→ **Aim of the exercise**
Leaving out the pictures, transcribe all of the records faithfully.
======== Data excerpts
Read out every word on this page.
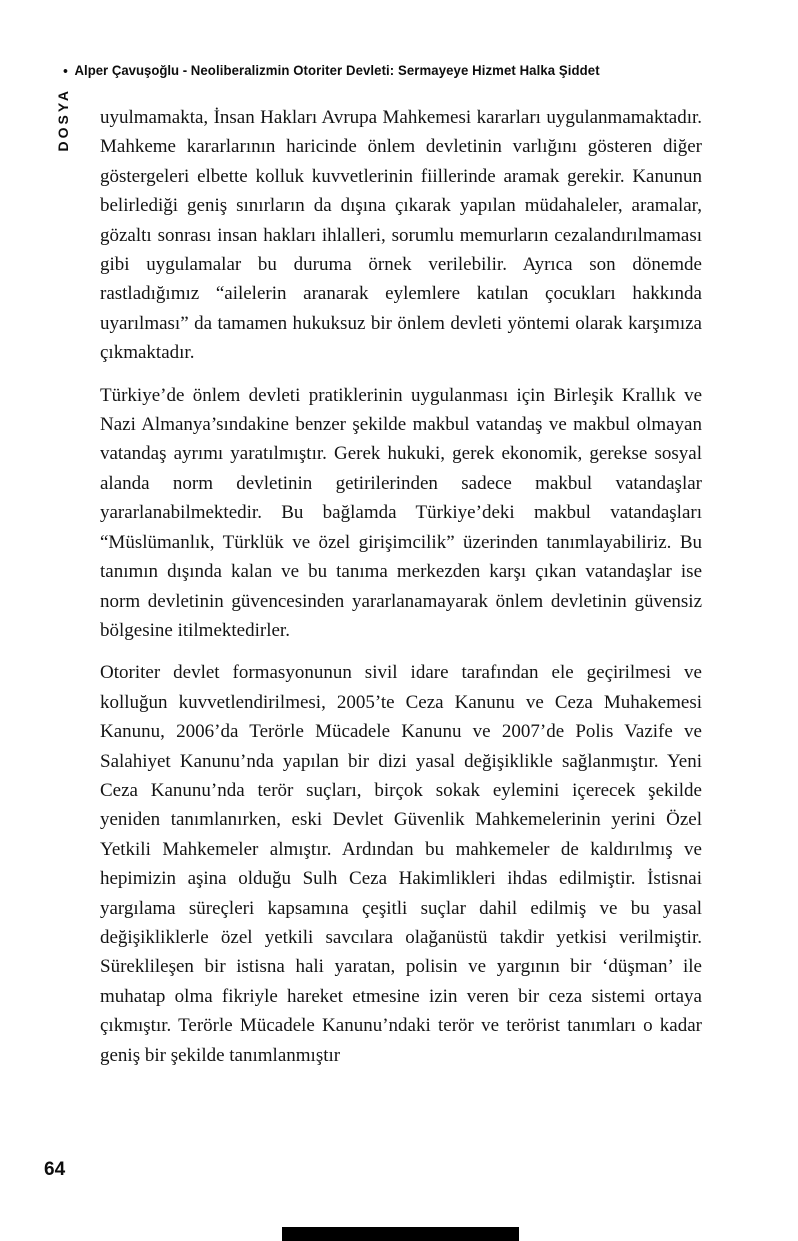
• Alper Çavuşoğlu - Neoliberalizmin Otoriter Devleti: Sermayeye Hizmet Halka Şiddet
DOSYA uyulmamakta, İnsan Hakları Avrupa Mahkemesi kararları uygulanmamaktadır. Mahkeme kararlarının haricinde önlem devletinin varlığını gösteren diğer göstergeleri elbette kolluk kuvvetlerinin fiillerinde aramak gerekir. Kanunun belirlediği geniş sınırların da dışına çıkarak yapılan müdahaleler, aramalar, gözaltı sonrası insan hakları ihlalleri, sorumlu memurların cezalandırılmaması gibi uygulamalar bu duruma örnek verilebilir. Ayrıca son dönemde rastladığımız “ailelerin aranarak eylemlere katılan çocukları hakkında uyarılması” da tamamen hukuksuz bir önlem devleti yöntemi olarak karşımıza çıkmaktadır.

Türkiye’de önlem devleti pratiklerinin uygulanması için Birleşik Krallık ve Nazi Almanya’sındakine benzer şekilde makbul vatandaş ve makbul olmayan vatandaş ayrımı yaratılmıştır. Gerek hukuki, gerek ekonomik, gerekse sosyal alanda norm devletinin getirilerinden sadece makbul vatandaşlar yararlanabilmektedir. Bu bağlamda Türkiye’deki makbul vatandaşları “Müslümanlık, Türklük ve özel girişimcilik” üzerinden tanımlayabiliriz. Bu tanımın dışında kalan ve bu tanıma merkezden karşı çıkan vatandaşlar ise norm devletinin güvencesinden yararlanamayarak önlem devletinin güvensiz bölgesine itilmektedirler.

Otoriter devlet formasyonunun sivil idare tarafından ele geçirilmesi ve kolluğun kuvvetlendirilmesi, 2005’te Ceza Kanunu ve Ceza Muhakemesi Kanunu, 2006’da Terörle Mücadele Kanunu ve 2007’de Polis Vazife ve Salahiyet Kanunu’nda yapılan bir dizi yasal değişiklikle sağlanmıştır. Yeni Ceza Kanunu’nda terör suçları, birçok sokak eylemini içerecek şekilde yeniden tanımlanırken, eski Devlet Güvenlik Mahkemelerinin yerini Özel Yetkili Mahkemeler almıştır. Ardından bu mahkemeler de kaldırılmış ve hepimizin aşina olduğu Sulh Ceza Hakimlikleri ihdas edilmiştir. İstisnai yargılama süreçleri kapsamına çeşitli suçlar dahil edilmiş ve bu yasal değişikliklerle özel yetkili savcılara olağanüstü takdir yetkisi verilmiştir. Süreklileşen bir istisna hali yaratan, polisin ve yargının bir ‘düşman’ ile muhatap olma fikriyle hareket etmesine izin veren bir ceza sistemi ortaya çıkmıştır. Terörle Mücadele Kanunu’ndaki terör ve terörist tanımları o kadar geniş bir şekilde tanımlanmıştır

64
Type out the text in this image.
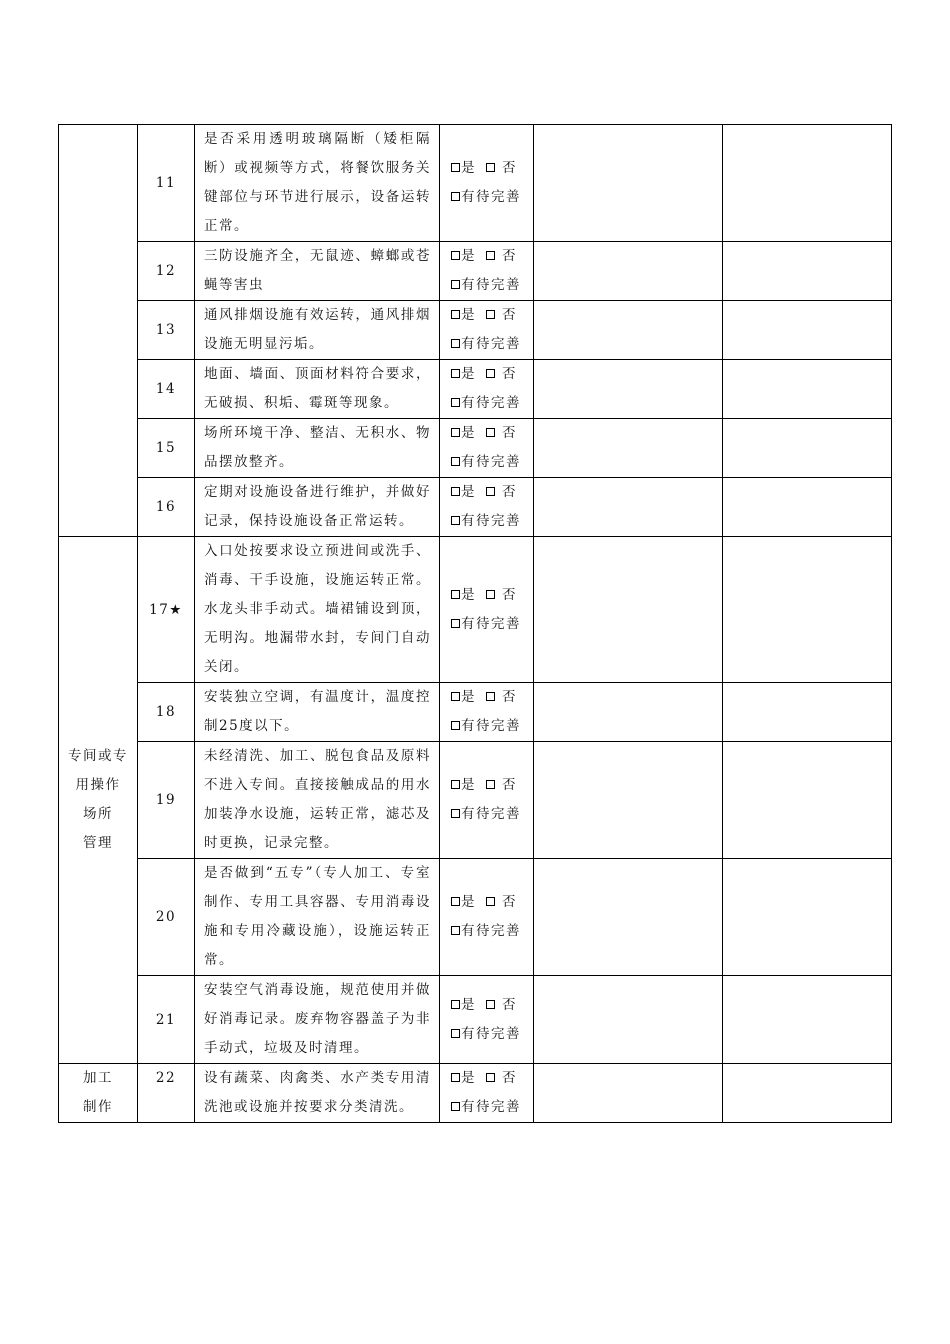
	11	是否采用透明玻璃隔断（矮柜隔断）或视频等方式，将餐饮服务关键部位与环节进行展示，设备运转正常。	是 否
有待完善		
	12	三防设施齐全，无鼠迹、蟑螂或苍蝇等害虫	是 否
有待完善		
	13	通风排烟设施有效运转，通风排烟设施无明显污垢。	是 否
有待完善		
	14	地面、墙面、顶面材料符合要求，无破损、积垢、霉斑等现象。	是 否
有待完善		
	15	场所环境干净、整洁、无积水、物品摆放整齐。	是 否
有待完善		
	16	定期对设施设备进行维护，并做好记录，保持设施设备正常运转。	是 否
有待完善		
专间或专
用操作
场所
管理	17★	入口处按要求设立预进间或洗手、消毒、干手设施，设施运转正常。水龙头非手动式。墙裙铺设到顶，无明沟。地漏带水封，专间门自动关闭。	是 否
有待完善		
	18	安装独立空调，有温度计，温度控制25度以下。	是 否
有待完善		
	19	未经清洗、加工、脱包食品及原料不进入专间。直接接触成品的用水加装净水设施，运转正常，滤芯及时更换，记录完整。	是 否
有待完善		
	20	是否做到“五专”（专人加工、专室制作、专用工具容器、专用消毒设施和专用冷藏设施），设施运转正常。	是 否
有待完善		
	21	安装空气消毒设施，规范使用并做好消毒记录。废弃物容器盖子为非手动式，垃圾及时清理。	是 否
有待完善		
加工
制作	22	设有蔬菜、肉禽类、水产类专用清洗池或设施并按要求分类清洗。	是 否
有待完善		
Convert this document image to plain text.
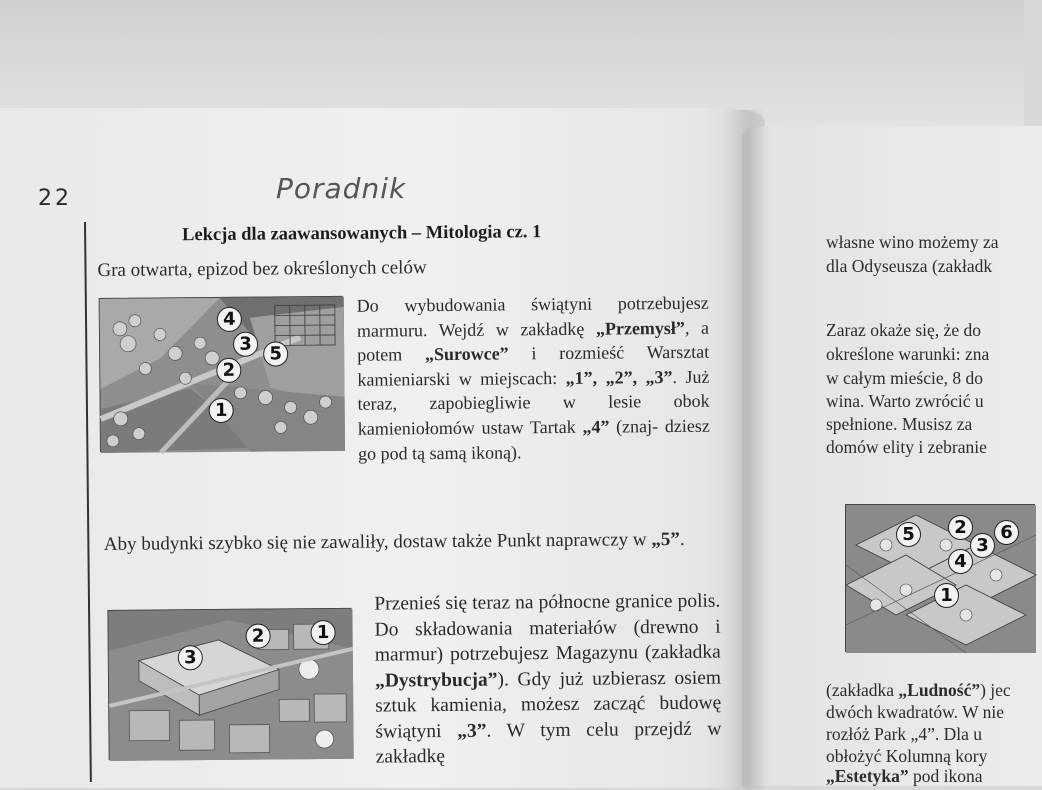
22	Poradnik
Lekcja dla zaawansowanych – Mitologia cz. 1
Gra otwarta, epizod bez określonych celów
4
3 5
2
1

Do wybudowania świątyni potrzebujesz marmuru. Wejdź w zakładkę „Przemysł”, a potem „Surowce” i rozmieść Warsztat kamieniarski w miejscach: „1”, „2”, „3”. Już teraz, zapobiegliwie w lesie obok kamieniołomów ustaw Tartak „4” (znaj- dziesz go pod tą samą ikoną).

Aby budynki szybko się nie zawaliły, dostaw także Punkt naprawczy w „5”.

3
2	1

Przenieś się teraz na północne granice polis. Do składowania materiałów (drewno i marmur) potrzebujesz Magazynu (zakładka „Dystrybucja”). Gdy już uzbierasz osiem sztuk kamienia, możesz zacząć budowę świątyni „3”. W tym celu przejdź w zakładkę

własne wino możemy za
dla Odyseusza (zakładk
Zaraz okaże się, że do
określone warunki: zna
w całym mieście, 8 do
wina. Warto zwrócić u
spełnione. Musisz za
domów elity i zebranie
5	2	6
3
4
1
(zakładka „Ludność”) jec
dwóch kwadratów. W nie
rozłóż Park „4”. Dla u
obłożyć Kolumną kory
„Estetyka” pod ikona
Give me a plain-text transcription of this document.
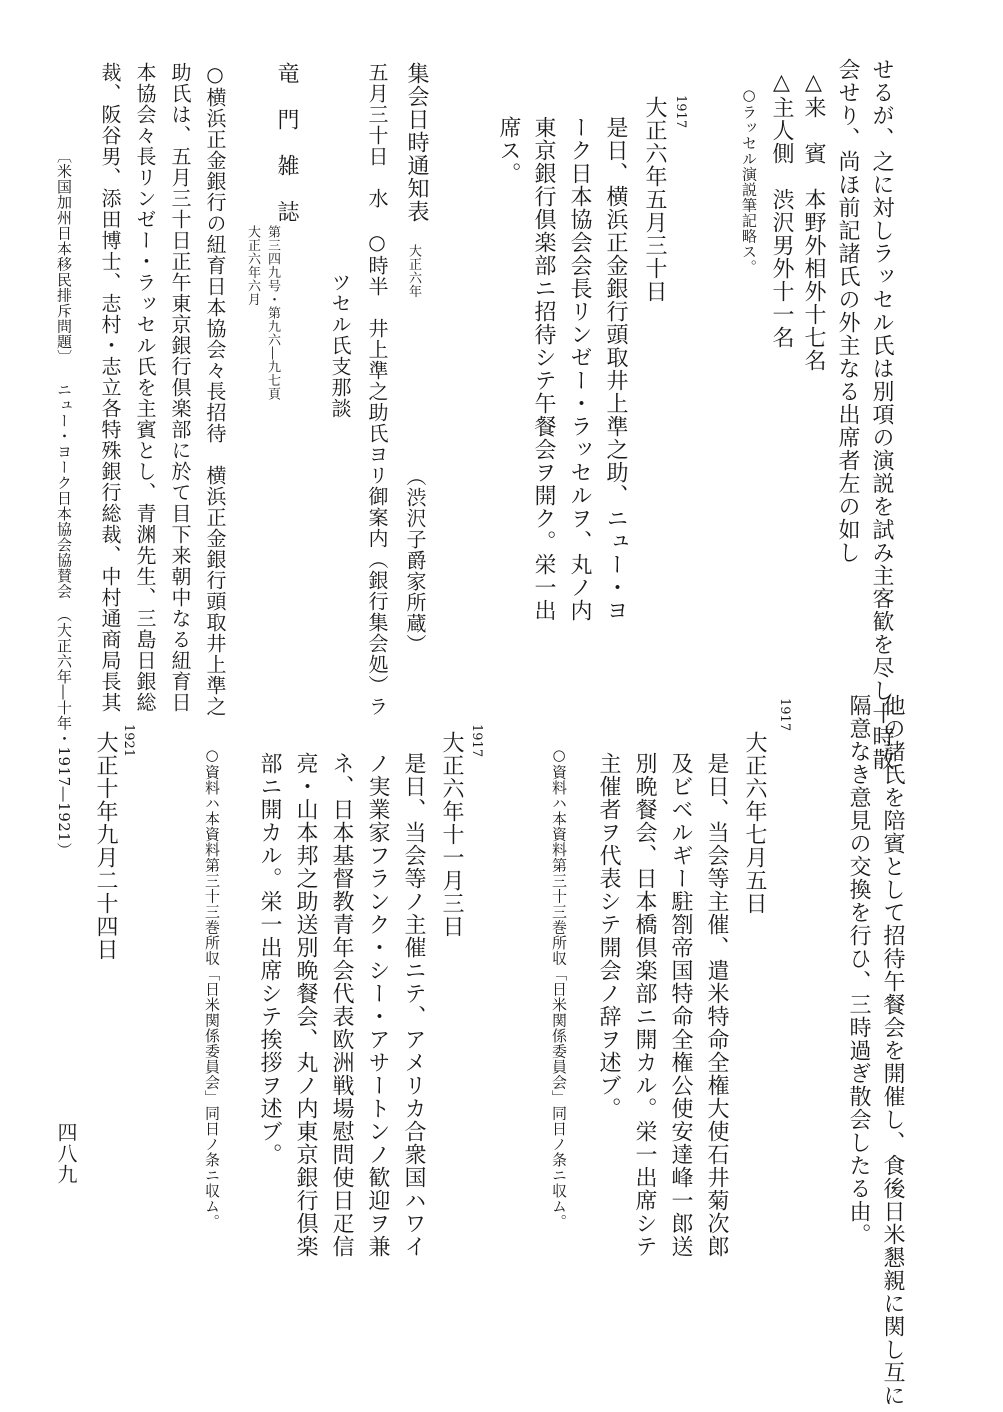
せるが、之に対しラッセル氏は別項の演説を試み主客歓を尽し十時散
会せり、尚ほ前記諸氏の外主なる出席者左の如し
△来　賓　本野外相外十七名
△主人側　渋沢男外十一名
○ラッセル演説筆記略ス。
1917
大正六年五月三十日
是日、横浜正金銀行頭取井上準之助、ニュー・ヨ
ーク日本協会会長リンゼー・ラッセルヲ、丸ノ内
東京銀行倶楽部ニ招待シテ午餐会ヲ開ク。栄一出
席ス。
集会日時通知表
大正六年
（渋沢子爵家所蔵）
五月三十日　水　○時半　井上準之助氏ヨリ御案内（銀行集会処）ラ
ツセル氏支那談
竜　門　雑　誌
第三四九号・第九六―九七頁
大正六年六月
○横浜正金銀行の紐育日本協会々長招待　横浜正金銀行頭取井上準之
助氏は、五月三十日正午東京銀行倶楽部に於て目下来朝中なる紐育日
本協会々長リンゼー・ラッセル氏を主賓とし、青渊先生、三島日銀総
裁、阪谷男、添田博士、志村・志立各特殊銀行総裁、中村通商局長其
〔米国加州日本移民排斥問題〕
ニュー・ヨーク日本協会協賛会　（大正六年―十年・1917―1921）
他の諸氏を陪賓として招待午餐会を開催し、食後日米懇親に関し互に
隔意なき意見の交換を行ひ、三時過ぎ散会したる由。
1917
大正六年七月五日
是日、当会等主催、遣米特命全権大使石井菊次郎
及ビベルギー駐劄帝国特命全権公使安達峰一郎送
別晩餐会、日本橋倶楽部ニ開カル。栄一出席シテ
主催者ヲ代表シテ開会ノ辞ヲ述ブ。
○資料ハ本資料第三十三巻所収「日米関係委員会」同日ノ条ニ収ム。
1917
大正六年十一月三日
是日、当会等ノ主催ニテ、アメリカ合衆国ハワイ
ノ実業家フランク・シー・アサートンノ歓迎ヲ兼
ネ、日本基督教青年会代表欧洲戦場慰問使日疋信
亮・山本邦之助送別晩餐会、丸ノ内東京銀行倶楽
部ニ開カル。栄一出席シテ挨拶ヲ述ブ。
○資料ハ本資料第三十三巻所収「日米関係委員会」同日ノ条ニ収ム。
1921
大正十年九月二十四日
四八九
================
→ **Answer to this task**
Read out every word on this page.
• Alper Çavuşoğlu - Neoliberalizmin Otoriter Devleti: Sermayeye Hizmet Halka Şiddet
DOSYA uyulmamakta, İnsan Hakları Avrupa Mahkemesi kararları uygulanmamaktadır. Mahkeme kararlarının haricinde önlem devletinin varlığını gösteren diğer göstergeleri elbette kolluk kuvvetlerinin fiillerinde aramak gerekir. Kanunun belirlediği geniş sınırların da dışına çıkarak yapılan müdahaleler, aramalar, gözaltı sonrası insan hakları ihlalleri, sorumlu memurların cezalandırılmaması gibi uygulamalar bu duruma örnek verilebilir. Ayrıca son dönemde rastladığımız “ailelerin aranarak eylemlere katılan çocukları hakkında uyarılması” da tamamen hukuksuz bir önlem devleti yöntemi olarak karşımıza çıkmaktadır.

Türkiye’de önlem devleti pratiklerinin uygulanması için Birleşik Krallık ve Nazi Almanya’sındakine benzer şekilde makbul vatandaş ve makbul olmayan vatandaş ayrımı yaratılmıştır. Gerek hukuki, gerek ekonomik, gerekse sosyal alanda norm devletinin getirilerinden sadece makbul vatandaşlar yararlanabilmektedir. Bu bağlamda Türkiye’deki makbul vatandaşları “Müslümanlık, Türklük ve özel girişimcilik” üzerinden tanımlayabiliriz. Bu tanımın dışında kalan ve bu tanıma merkezden karşı çıkan vatandaşlar ise norm devletinin güvencesinden yararlanamayarak önlem devletinin güvensiz bölgesine itilmektedirler.

Otoriter devlet formasyonunun sivil idare tarafından ele geçirilmesi ve kolluğun kuvvetlendirilmesi, 2005’te Ceza Kanunu ve Ceza Muhakemesi Kanunu, 2006’da Terörle Mücadele Kanunu ve 2007’de Polis Vazife ve Salahiyet Kanunu’nda yapılan bir dizi yasal değişiklikle sağlanmıştır. Yeni Ceza Kanunu’nda terör suçları, birçok sokak eylemini içerecek şekilde yeniden tanımlanırken, eski Devlet Güvenlik Mahkemelerinin yerini Özel Yetkili Mahkemeler almıştır. Ardından bu mahkemeler de kaldırılmış ve hepimizin aşina olduğu Sulh Ceza Hakimlikleri ihdas edilmiştir. İstisnai yargılama süreçleri kapsamına çeşitli suçlar dahil edilmiş ve bu yasal değişikliklerle özel yetkili savcılara olağanüstü takdir yetkisi verilmiştir. Süreklileşen bir istisna hali yaratan, polisin ve yargının bir ‘düşman’ ile muhatap olma fikriyle hareket etmesine izin veren bir ceza sistemi ortaya çıkmıştır. Terörle Mücadele Kanunu’ndaki terör ve terörist tanımları o kadar geniş bir şekilde tanımlanmıştır

64
Type out the text in this image.
	11	是否采用透明玻璃隔断（矮柜隔断）或视频等方式，将餐饮服务关键部位与环节进行展示，设备运转正常。	是 否
有待完善		
	12	三防设施齐全，无鼠迹、蟑螂或苍蝇等害虫	是 否
有待完善		
	13	通风排烟设施有效运转，通风排烟设施无明显污垢。	是 否
有待完善		
	14	地面、墙面、顶面材料符合要求，无破损、积垢、霉斑等现象。	是 否
有待完善		
	15	场所环境干净、整洁、无积水、物品摆放整齐。	是 否
有待完善		
	16	定期对设施设备进行维护，并做好记录，保持设施设备正常运转。	是 否
有待完善		
专间或专
用操作
场所
管理	17★	入口处按要求设立预进间或洗手、消毒、干手设施，设施运转正常。水龙头非手动式。墙裙铺设到顶，无明沟。地漏带水封，专间门自动关闭。	是 否
有待完善		
	18	安装独立空调，有温度计，温度控制25度以下。	是 否
有待完善		
	19	未经清洗、加工、脱包食品及原料不进入专间。直接接触成品的用水加装净水设施，运转正常，滤芯及时更换，记录完整。	是 否
有待完善		
	20	是否做到“五专”（专人加工、专室制作、专用工具容器、专用消毒设施和专用冷藏设施），设施运转正常。	是 否
有待完善		
	21	安装空气消毒设施，规范使用并做好消毒记录。废弃物容器盖子为非手动式，垃圾及时清理。	是 否
有待完善		
加工
制作	22	设有蔬菜、肉禽类、水产类专用清洗池或设施并按要求分类清洗。	是 否
有待完善		
Convert this document image to plain text.
22	Poradnik
Lekcja dla zaawansowanych – Mitologia cz. 1
Gra otwarta, epizod bez określonych celów
4
3 5
2
1

Do wybudowania świątyni potrzebujesz marmuru. Wejdź w zakładkę „Przemysł”, a potem „Surowce” i rozmieść Warsztat kamieniarski w miejscach: „1”, „2”, „3”. Już teraz, zapobiegliwie w lesie obok kamieniołomów ustaw Tartak „4” (znaj- dziesz go pod tą samą ikoną).

Aby budynki szybko się nie zawaliły, dostaw także Punkt naprawczy w „5”.

3
2	1

Przenieś się teraz na północne granice polis. Do składowania materiałów (drewno i marmur) potrzebujesz Magazynu (zakładka „Dystrybucja”). Gdy już uzbierasz osiem sztuk kamienia, możesz zacząć budowę świątyni „3”. W tym celu przejdź w zakładkę

własne wino możemy za
dla Odyseusza (zakładk
Zaraz okaże się, że do
określone warunki: zna
w całym mieście, 8 do
wina. Warto zwrócić u
spełnione. Musisz za
domów elity i zebranie
5	2	6
3
4
1
(zakładka „Ludność”) jec
dwóch kwadratów. W nie
rozłóż Park „4”. Dla u
obłożyć Kolumną kory
„Estetyka” pod ikona
Give me a plain-text transcription of this document.
せるが、之に対しラッセル氏は別項の演説を試み主客歓を尽し十時散
会せり、尚ほ前記諸氏の外主なる出席者左の如し
△来　賓　本野外相外十七名
△主人側　渋沢男外十一名
○ラッセル演説筆記略ス。
1917
大正六年五月三十日
是日、横浜正金銀行頭取井上準之助、ニュー・ヨ
ーク日本協会会長リンゼー・ラッセルヲ、丸ノ内
東京銀行倶楽部ニ招待シテ午餐会ヲ開ク。栄一出
席ス。
集会日時通知表
大正六年
（渋沢子爵家所蔵）
五月三十日　水　○時半　井上準之助氏ヨリ御案内（銀行集会処）ラ
ツセル氏支那談
竜　門　雑　誌
第三四九号・第九六―九七頁
大正六年六月
○横浜正金銀行の紐育日本協会々長招待　横浜正金銀行頭取井上準之
助氏は、五月三十日正午東京銀行倶楽部に於て目下来朝中なる紐育日
本協会々長リンゼー・ラッセル氏を主賓とし、青渊先生、三島日銀総
裁、阪谷男、添田博士、志村・志立各特殊銀行総裁、中村通商局長其
〔米国加州日本移民排斥問題〕
ニュー・ヨーク日本協会協賛会　（大正六年―十年・1917―1921）
他の諸氏を陪賓として招待午餐会を開催し、食後日米懇親に関し互に
隔意なき意見の交換を行ひ、三時過ぎ散会したる由。
1917
大正六年七月五日
是日、当会等主催、遣米特命全権大使石井菊次郎
及ビベルギー駐劄帝国特命全権公使安達峰一郎送
別晩餐会、日本橋倶楽部ニ開カル。栄一出席シテ
主催者ヲ代表シテ開会ノ辞ヲ述ブ。
○資料ハ本資料第三十三巻所収「日米関係委員会」同日ノ条ニ収ム。
1917
大正六年十一月三日
是日、当会等ノ主催ニテ、アメリカ合衆国ハワイ
ノ実業家フランク・シー・アサートンノ歓迎ヲ兼
ネ、日本基督教青年会代表欧洲戦場慰問使日疋信
亮・山本邦之助送別晩餐会、丸ノ内東京銀行倶楽
部ニ開カル。栄一出席シテ挨拶ヲ述ブ。
○資料ハ本資料第三十三巻所収「日米関係委員会」同日ノ条ニ収ム。
1921
大正十年九月二十四日
四八九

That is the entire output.